◆ **TASK DESCRIPTION**: Each line below should be reproduced without any alteration.

◆ **THE RECORDS**:

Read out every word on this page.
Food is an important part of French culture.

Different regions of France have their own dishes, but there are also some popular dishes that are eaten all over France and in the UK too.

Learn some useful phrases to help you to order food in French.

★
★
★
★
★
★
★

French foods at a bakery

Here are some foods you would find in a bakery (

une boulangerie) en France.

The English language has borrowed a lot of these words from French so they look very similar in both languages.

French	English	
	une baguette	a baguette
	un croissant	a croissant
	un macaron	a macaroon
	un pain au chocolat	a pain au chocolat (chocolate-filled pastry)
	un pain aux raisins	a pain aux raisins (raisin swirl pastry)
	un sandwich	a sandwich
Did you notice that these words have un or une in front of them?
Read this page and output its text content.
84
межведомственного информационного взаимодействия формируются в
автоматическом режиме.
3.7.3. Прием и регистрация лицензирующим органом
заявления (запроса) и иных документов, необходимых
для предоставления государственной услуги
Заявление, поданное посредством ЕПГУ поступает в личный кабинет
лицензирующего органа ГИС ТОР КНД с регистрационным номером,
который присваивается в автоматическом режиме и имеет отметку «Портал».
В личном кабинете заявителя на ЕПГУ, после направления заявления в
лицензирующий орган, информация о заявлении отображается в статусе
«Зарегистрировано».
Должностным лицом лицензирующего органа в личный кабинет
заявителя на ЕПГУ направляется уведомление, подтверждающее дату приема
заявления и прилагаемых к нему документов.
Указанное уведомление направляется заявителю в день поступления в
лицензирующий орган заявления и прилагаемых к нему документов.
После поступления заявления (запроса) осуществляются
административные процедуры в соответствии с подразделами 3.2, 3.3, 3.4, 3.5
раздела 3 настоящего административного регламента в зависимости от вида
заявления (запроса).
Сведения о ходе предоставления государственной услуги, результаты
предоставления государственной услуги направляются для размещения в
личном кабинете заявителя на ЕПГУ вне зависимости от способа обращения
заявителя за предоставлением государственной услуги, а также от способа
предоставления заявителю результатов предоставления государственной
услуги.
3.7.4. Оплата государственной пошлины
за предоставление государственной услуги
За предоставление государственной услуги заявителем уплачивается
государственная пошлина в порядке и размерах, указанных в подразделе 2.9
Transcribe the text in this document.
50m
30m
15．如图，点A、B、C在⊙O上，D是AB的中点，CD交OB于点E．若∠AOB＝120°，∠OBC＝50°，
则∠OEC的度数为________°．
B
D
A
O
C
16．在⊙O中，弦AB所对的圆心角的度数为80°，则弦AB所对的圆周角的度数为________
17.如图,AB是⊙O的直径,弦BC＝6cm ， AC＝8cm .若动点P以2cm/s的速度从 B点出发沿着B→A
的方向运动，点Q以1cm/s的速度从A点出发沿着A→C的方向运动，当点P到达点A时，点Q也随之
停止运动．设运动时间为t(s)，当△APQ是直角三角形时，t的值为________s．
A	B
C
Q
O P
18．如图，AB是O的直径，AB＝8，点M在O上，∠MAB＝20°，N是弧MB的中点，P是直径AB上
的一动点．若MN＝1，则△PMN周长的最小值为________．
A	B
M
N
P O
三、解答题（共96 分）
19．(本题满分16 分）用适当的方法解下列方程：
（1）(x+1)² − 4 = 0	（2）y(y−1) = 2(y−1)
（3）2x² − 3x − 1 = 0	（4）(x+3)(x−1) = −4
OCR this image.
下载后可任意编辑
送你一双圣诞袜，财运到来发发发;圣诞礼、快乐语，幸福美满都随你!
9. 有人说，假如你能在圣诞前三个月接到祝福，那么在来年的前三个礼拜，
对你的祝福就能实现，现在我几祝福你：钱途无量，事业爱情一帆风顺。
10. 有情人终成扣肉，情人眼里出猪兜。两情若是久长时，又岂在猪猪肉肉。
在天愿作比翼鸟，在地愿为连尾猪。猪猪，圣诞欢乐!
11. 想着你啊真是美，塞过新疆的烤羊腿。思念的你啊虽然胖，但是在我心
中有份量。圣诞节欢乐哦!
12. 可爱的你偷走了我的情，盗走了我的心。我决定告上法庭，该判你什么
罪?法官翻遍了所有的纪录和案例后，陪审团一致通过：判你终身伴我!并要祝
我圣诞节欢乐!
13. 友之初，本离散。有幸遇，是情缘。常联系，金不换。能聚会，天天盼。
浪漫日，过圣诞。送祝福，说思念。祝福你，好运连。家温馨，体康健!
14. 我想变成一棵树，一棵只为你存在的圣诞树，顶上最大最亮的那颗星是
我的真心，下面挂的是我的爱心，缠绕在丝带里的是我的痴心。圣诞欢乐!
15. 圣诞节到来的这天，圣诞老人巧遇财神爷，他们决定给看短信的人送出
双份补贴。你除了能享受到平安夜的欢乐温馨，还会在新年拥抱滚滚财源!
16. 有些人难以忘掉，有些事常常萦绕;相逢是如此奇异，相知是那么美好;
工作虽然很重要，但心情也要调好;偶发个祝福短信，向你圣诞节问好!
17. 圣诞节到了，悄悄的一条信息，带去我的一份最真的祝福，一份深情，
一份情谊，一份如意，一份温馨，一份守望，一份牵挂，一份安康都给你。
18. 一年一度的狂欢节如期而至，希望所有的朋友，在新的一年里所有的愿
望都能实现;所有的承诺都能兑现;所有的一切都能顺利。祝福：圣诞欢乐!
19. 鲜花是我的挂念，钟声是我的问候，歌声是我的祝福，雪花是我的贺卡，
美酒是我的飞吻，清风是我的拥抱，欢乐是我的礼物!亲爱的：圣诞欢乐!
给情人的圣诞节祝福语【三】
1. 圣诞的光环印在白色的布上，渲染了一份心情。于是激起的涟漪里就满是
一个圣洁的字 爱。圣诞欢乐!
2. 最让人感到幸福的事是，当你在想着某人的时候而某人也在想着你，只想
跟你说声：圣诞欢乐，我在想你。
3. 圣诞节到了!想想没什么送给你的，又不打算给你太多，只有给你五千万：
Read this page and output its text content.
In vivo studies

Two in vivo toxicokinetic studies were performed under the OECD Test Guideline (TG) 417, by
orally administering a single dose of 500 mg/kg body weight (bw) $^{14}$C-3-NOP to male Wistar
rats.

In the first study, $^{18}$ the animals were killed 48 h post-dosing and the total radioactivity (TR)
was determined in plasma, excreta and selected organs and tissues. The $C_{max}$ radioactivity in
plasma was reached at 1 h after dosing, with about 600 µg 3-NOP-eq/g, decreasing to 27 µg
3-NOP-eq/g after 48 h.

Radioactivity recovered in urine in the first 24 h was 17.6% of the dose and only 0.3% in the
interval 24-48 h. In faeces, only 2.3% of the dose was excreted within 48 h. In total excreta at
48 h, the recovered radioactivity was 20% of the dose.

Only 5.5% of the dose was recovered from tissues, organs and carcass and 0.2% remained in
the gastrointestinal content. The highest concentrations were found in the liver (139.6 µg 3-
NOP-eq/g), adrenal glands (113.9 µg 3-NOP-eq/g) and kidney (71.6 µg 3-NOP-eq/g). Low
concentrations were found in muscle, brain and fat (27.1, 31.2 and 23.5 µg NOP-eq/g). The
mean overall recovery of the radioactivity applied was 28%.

◆ **SOLVED PROBLEM**:
Read out every word on this page.
Food is an important part of French culture.

Different regions of France have their own dishes, but there are also some popular dishes that are eaten all over France and in the UK too.

Learn some useful phrases to help you to order food in French.

★
★
★
★
★
★
★

French foods at a bakery

Here are some foods you would find in a bakery (

une boulangerie) en France.

The English language has borrowed a lot of these words from French so they look very similar in both languages.

French	English	
	une baguette	a baguette
	un croissant	a croissant
	un macaron	a macaroon
	un pain au chocolat	a pain au chocolat (chocolate-filled pastry)
	un pain aux raisins	a pain aux raisins (raisin swirl pastry)
	un sandwich	a sandwich
Did you notice that these words have un or une in front of them?
Read this page and output its text content.
84
межведомственного информационного взаимодействия формируются в
автоматическом режиме.
3.7.3. Прием и регистрация лицензирующим органом
заявления (запроса) и иных документов, необходимых
для предоставления государственной услуги
Заявление, поданное посредством ЕПГУ поступает в личный кабинет
лицензирующего органа ГИС ТОР КНД с регистрационным номером,
который присваивается в автоматическом режиме и имеет отметку «Портал».
В личном кабинете заявителя на ЕПГУ, после направления заявления в
лицензирующий орган, информация о заявлении отображается в статусе
«Зарегистрировано».
Должностным лицом лицензирующего органа в личный кабинет
заявителя на ЕПГУ направляется уведомление, подтверждающее дату приема
заявления и прилагаемых к нему документов.
Указанное уведомление направляется заявителю в день поступления в
лицензирующий орган заявления и прилагаемых к нему документов.
После поступления заявления (запроса) осуществляются
административные процедуры в соответствии с подразделами 3.2, 3.3, 3.4, 3.5
раздела 3 настоящего административного регламента в зависимости от вида
заявления (запроса).
Сведения о ходе предоставления государственной услуги, результаты
предоставления государственной услуги направляются для размещения в
личном кабинете заявителя на ЕПГУ вне зависимости от способа обращения
заявителя за предоставлением государственной услуги, а также от способа
предоставления заявителю результатов предоставления государственной
услуги.
3.7.4. Оплата государственной пошлины
за предоставление государственной услуги
За предоставление государственной услуги заявителем уплачивается
государственная пошлина в порядке и размерах, указанных в подразделе 2.9
Transcribe the text in this document.
50m
30m
15．如图，点A、B、C在⊙O上，D是AB的中点，CD交OB于点E．若∠AOB＝120°，∠OBC＝50°，
则∠OEC的度数为________°．
B
D
A
O
C
16．在⊙O中，弦AB所对的圆心角的度数为80°，则弦AB所对的圆周角的度数为________
17.如图,AB是⊙O的直径,弦BC＝6cm ， AC＝8cm .若动点P以2cm/s的速度从 B点出发沿着B→A
的方向运动，点Q以1cm/s的速度从A点出发沿着A→C的方向运动，当点P到达点A时，点Q也随之
停止运动．设运动时间为t(s)，当△APQ是直角三角形时，t的值为________s．
A	B
C
Q
O P
18．如图，AB是O的直径，AB＝8，点M在O上，∠MAB＝20°，N是弧MB的中点，P是直径AB上
的一动点．若MN＝1，则△PMN周长的最小值为________．
A	B
M
N
P O
三、解答题（共96 分）
19．(本题满分16 分）用适当的方法解下列方程：
（1）(x+1)² − 4 = 0	（2）y(y−1) = 2(y−1)
（3）2x² − 3x − 1 = 0	（4）(x+3)(x−1) = −4
OCR this image.
下载后可任意编辑
送你一双圣诞袜，财运到来发发发;圣诞礼、快乐语，幸福美满都随你!
9. 有人说，假如你能在圣诞前三个月接到祝福，那么在来年的前三个礼拜，
对你的祝福就能实现，现在我几祝福你：钱途无量，事业爱情一帆风顺。
10. 有情人终成扣肉，情人眼里出猪兜。两情若是久长时，又岂在猪猪肉肉。
在天愿作比翼鸟，在地愿为连尾猪。猪猪，圣诞欢乐!
11. 想着你啊真是美，塞过新疆的烤羊腿。思念的你啊虽然胖，但是在我心
中有份量。圣诞节欢乐哦!
12. 可爱的你偷走了我的情，盗走了我的心。我决定告上法庭，该判你什么
罪?法官翻遍了所有的纪录和案例后，陪审团一致通过：判你终身伴我!并要祝
我圣诞节欢乐!
13. 友之初，本离散。有幸遇，是情缘。常联系，金不换。能聚会，天天盼。
浪漫日，过圣诞。送祝福，说思念。祝福你，好运连。家温馨，体康健!
14. 我想变成一棵树，一棵只为你存在的圣诞树，顶上最大最亮的那颗星是
我的真心，下面挂的是我的爱心，缠绕在丝带里的是我的痴心。圣诞欢乐!
15. 圣诞节到来的这天，圣诞老人巧遇财神爷，他们决定给看短信的人送出
双份补贴。你除了能享受到平安夜的欢乐温馨，还会在新年拥抱滚滚财源!
16. 有些人难以忘掉，有些事常常萦绕;相逢是如此奇异，相知是那么美好;
工作虽然很重要，但心情也要调好;偶发个祝福短信，向你圣诞节问好!
17. 圣诞节到了，悄悄的一条信息，带去我的一份最真的祝福，一份深情，
一份情谊，一份如意，一份温馨，一份守望，一份牵挂，一份安康都给你。
18. 一年一度的狂欢节如期而至，希望所有的朋友，在新的一年里所有的愿
望都能实现;所有的承诺都能兑现;所有的一切都能顺利。祝福：圣诞欢乐!
19. 鲜花是我的挂念，钟声是我的问候，歌声是我的祝福，雪花是我的贺卡，
美酒是我的飞吻，清风是我的拥抱，欢乐是我的礼物!亲爱的：圣诞欢乐!
给情人的圣诞节祝福语【三】
1. 圣诞的光环印在白色的布上，渲染了一份心情。于是激起的涟漪里就满是
一个圣洁的字 爱。圣诞欢乐!
2. 最让人感到幸福的事是，当你在想着某人的时候而某人也在想着你，只想
跟你说声：圣诞欢乐，我在想你。
3. 圣诞节到了!想想没什么送给你的，又不打算给你太多，只有给你五千万：
Read this page and output its text content.
In vivo studies

Two in vivo toxicokinetic studies were performed under the OECD Test Guideline (TG) 417, by
orally administering a single dose of 500 mg/kg body weight (bw) $^{14}$C-3-NOP to male Wistar
rats.

In the first study, $^{18}$ the animals were killed 48 h post-dosing and the total radioactivity (TR)
was determined in plasma, excreta and selected organs and tissues. The $C_{max}$ radioactivity in
plasma was reached at 1 h after dosing, with about 600 µg 3-NOP-eq/g, decreasing to 27 µg
3-NOP-eq/g after 48 h.

Radioactivity recovered in urine in the first 24 h was 17.6% of the dose and only 0.3% in the
interval 24-48 h. In faeces, only 2.3% of the dose was excreted within 48 h. In total excreta at
48 h, the recovered radioactivity was 20% of the dose.

Only 5.5% of the dose was recovered from tissues, organs and carcass and 0.2% remained in
the gastrointestinal content. The highest concentrations were found in the liver (139.6 µg 3-
NOP-eq/g), adrenal glands (113.9 µg 3-NOP-eq/g) and kidney (71.6 µg 3-NOP-eq/g). Low
concentrations were found in muscle, brain and fat (27.1, 31.2 and 23.5 µg NOP-eq/g). The
mean overall recovery of the radioactivity applied was 28%.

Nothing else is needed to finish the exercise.